## Begin Page
Anne Kendrick Benedict (April 26, 1851 – ?) was an American author of children's literature focusing on scientific topics, such as physiology, and an author of religious periodicals. Benedict was born in Rochester, New York and graduated the Elmira Female College in Elmira, New York, obtaining a B.A in 1870. Benedict married Wayland Benedict in 1873 and then moved to Cincinnati between July 1875 and December 1878. While in New York and Cincinnati, Benedict had five children (three girls and two boys).

Early life and education 
Anne Kendrick Benedict was born to Asahel Clark and Anne Elizabeth (Hopkins) Kendrick in Rochester, New York. Anne Kendrick has one known sister, Florence. At the age of 15, Anne Kendrick attended Elmira College, beginning in 1866 and graduating in 1870 earning a B.A. At her graduation, Anne Kendrick gave a commencement speech entitled "Demosthenes and St. Paul."
## End Page
## Begin Information shown
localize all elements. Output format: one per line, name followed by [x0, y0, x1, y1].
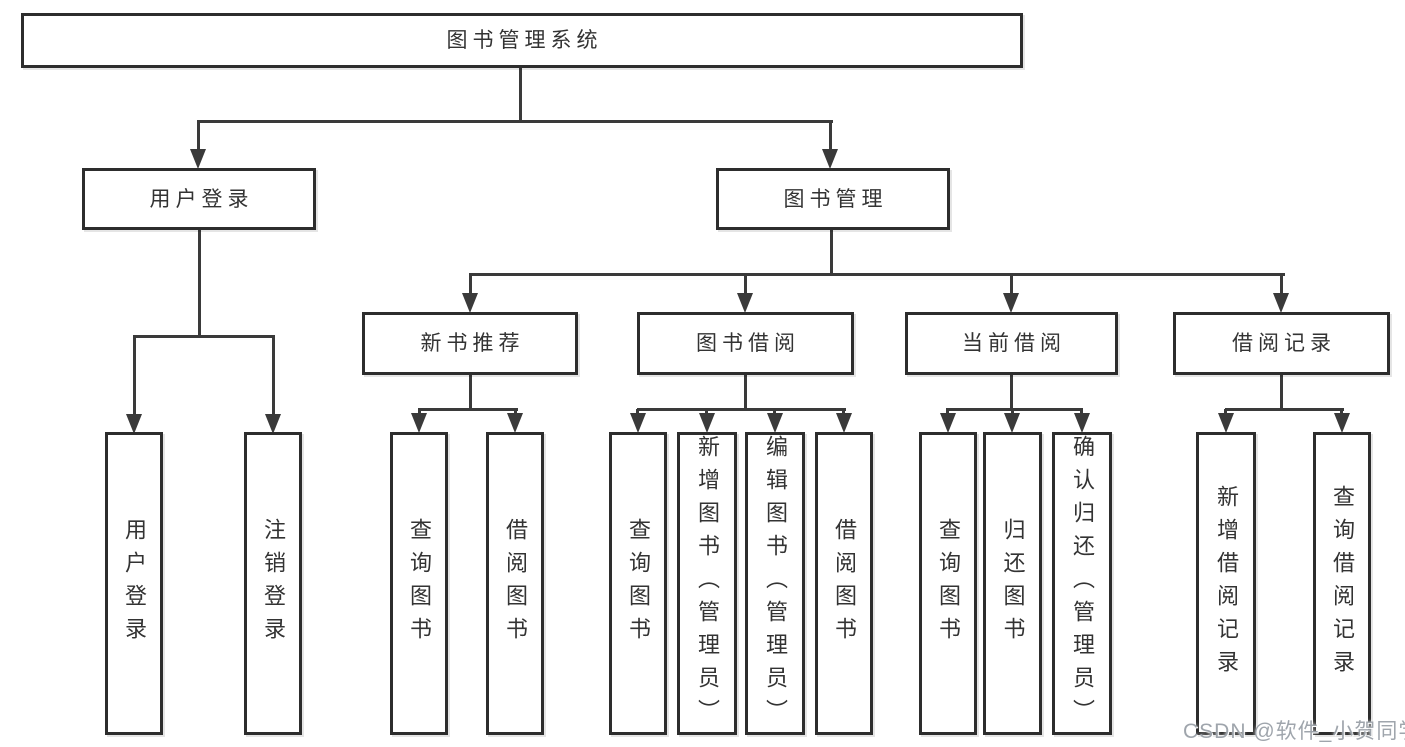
arrow-down-icon	[836, 413, 852, 433]
node-label: 新增图书（管理员）	[695, 435, 720, 732]
arrow-down-icon	[737, 293, 753, 313]
arrow-down-icon	[767, 413, 783, 433]
arrow-down-icon	[265, 414, 281, 434]
connector-line	[133, 335, 275, 338]
arrow-down-icon	[940, 413, 956, 433]
connector-line	[198, 229, 201, 337]
node-label: 注销登录	[261, 517, 286, 650]
connector-line	[946, 408, 1083, 411]
node-label: 图书借阅	[696, 332, 800, 355]
node-label: 借阅记录	[1232, 332, 1336, 355]
arrow-down-icon	[411, 413, 427, 433]
connector-line	[519, 68, 522, 123]
arrow-down-icon	[630, 413, 646, 433]
node-leaf-confirm-return-admin: 确认归还（管理员）	[1052, 432, 1112, 735]
node-label: 确认归还（管理员）	[1070, 435, 1095, 732]
node-book-borrow: 图书借阅	[637, 312, 854, 375]
connector-line	[469, 274, 472, 295]
watermark-text: CSDN @软件_小贺同学	[1183, 720, 1405, 743]
node-leaf-add-borrow-record: 新增借阅记录	[1196, 432, 1256, 735]
arrow-down-icon	[126, 414, 142, 434]
node-leaf-query-book-2: 查询图书	[609, 432, 667, 735]
node-leaf-user-login: 用户登录	[105, 432, 163, 735]
connector-line	[1010, 374, 1013, 410]
arrow-down-icon	[1273, 293, 1289, 313]
node-label: 编辑图书（管理员）	[763, 435, 788, 732]
node-label: 用户登录	[122, 517, 147, 650]
connector-line	[1010, 274, 1013, 295]
node-label: 图书管理系统	[446, 29, 603, 52]
node-book-management: 图书管理	[716, 168, 950, 230]
node-label: 图书管理	[783, 187, 888, 211]
arrow-down-icon	[1334, 413, 1350, 433]
node-leaf-query-borrow-record: 查询借阅记录	[1313, 432, 1371, 735]
connector-line	[1280, 274, 1283, 295]
node-leaf-query-book-1: 查询图书	[390, 432, 448, 735]
connector-line	[272, 336, 275, 415]
arrow-down-icon	[822, 149, 838, 169]
connector-line	[829, 121, 832, 152]
node-label: 查询图书	[936, 517, 961, 650]
node-label: 新增借阅记录	[1214, 484, 1239, 683]
arrow-down-icon	[1218, 413, 1234, 433]
connector-line	[469, 374, 472, 410]
connector-line	[1225, 408, 1344, 411]
connector-line	[197, 121, 200, 152]
node-leaf-logout: 注销登录	[244, 432, 302, 735]
node-label: 查询图书	[407, 517, 432, 650]
node-leaf-edit-book-admin: 编辑图书（管理员）	[745, 432, 805, 735]
arrow-down-icon	[1003, 293, 1019, 313]
node-label: 用户登录	[149, 187, 254, 211]
node-label: 查询借阅记录	[1330, 484, 1355, 683]
node-label: 借阅图书	[503, 517, 528, 650]
connector-line	[197, 120, 833, 123]
arrow-down-icon	[507, 413, 523, 433]
node-borrow-records: 借阅记录	[1173, 312, 1390, 375]
node-current-borrow: 当前借阅	[905, 312, 1118, 375]
node-leaf-borrow-book-2: 借阅图书	[815, 432, 873, 735]
connector-line	[469, 273, 1285, 276]
node-new-book-recommend: 新书推荐	[362, 312, 578, 375]
node-leaf-borrow-book-1: 借阅图书	[486, 432, 544, 735]
node-label: 查询图书	[626, 517, 651, 650]
node-user-login: 用户登录	[82, 168, 316, 230]
connector-line	[418, 408, 518, 411]
node-label: 当前借阅	[962, 332, 1066, 355]
node-leaf-add-book-admin: 新增图书（管理员）	[677, 432, 737, 735]
arrow-down-icon	[462, 293, 478, 313]
arrow-down-icon	[699, 413, 715, 433]
node-leaf-return-book: 归还图书	[983, 432, 1042, 735]
node-leaf-query-book-3: 查询图书	[919, 432, 977, 735]
connector-line	[744, 274, 747, 295]
connector-line	[133, 336, 136, 415]
node-label: 归还图书	[1000, 517, 1026, 650]
arrow-down-icon	[1074, 413, 1090, 433]
connector-line	[1280, 374, 1283, 410]
arrow-down-icon	[1004, 413, 1020, 433]
connector-line	[637, 408, 846, 411]
node-root-library-system: 图书管理系统	[21, 13, 1023, 68]
arrow-down-icon	[190, 149, 206, 169]
connector-line	[744, 374, 747, 410]
node-label: 新书推荐	[420, 332, 525, 355]
node-label: 借阅图书	[832, 517, 857, 650]
connector-line	[830, 229, 833, 275]
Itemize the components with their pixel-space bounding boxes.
## End Information shown
# Objectives:
- 1) Reproduce, from the Anne Kendrick Benedict biography, the passage that opens with the words containing "Anne Kendrick Benedict (April" and closes with "and two boys).".
- 2) According to the Anne Kendrick Benedict biography, what was the title of the commencement speech she gave at her graduation?

# Task-by-task solutions:
- 1)
Anne Kendrick Benedict (April 26, 1851 – ?) was an American author of children's literature focusing on scientific topics, such as physiology, and an author of religious periodicals. Benedict was born in Rochester, New York and graduated the Elmira Female College in Elmira, New York, obtaining a B.A in 1870. Benedict married Wayland Benedict in 1873 and then moved to Cincinnati between July 1875 and December 1878. While in New York and Cincinnati, Benedict had five children (three girls and two boys).

- 2) "Demosthenes and St. Paul."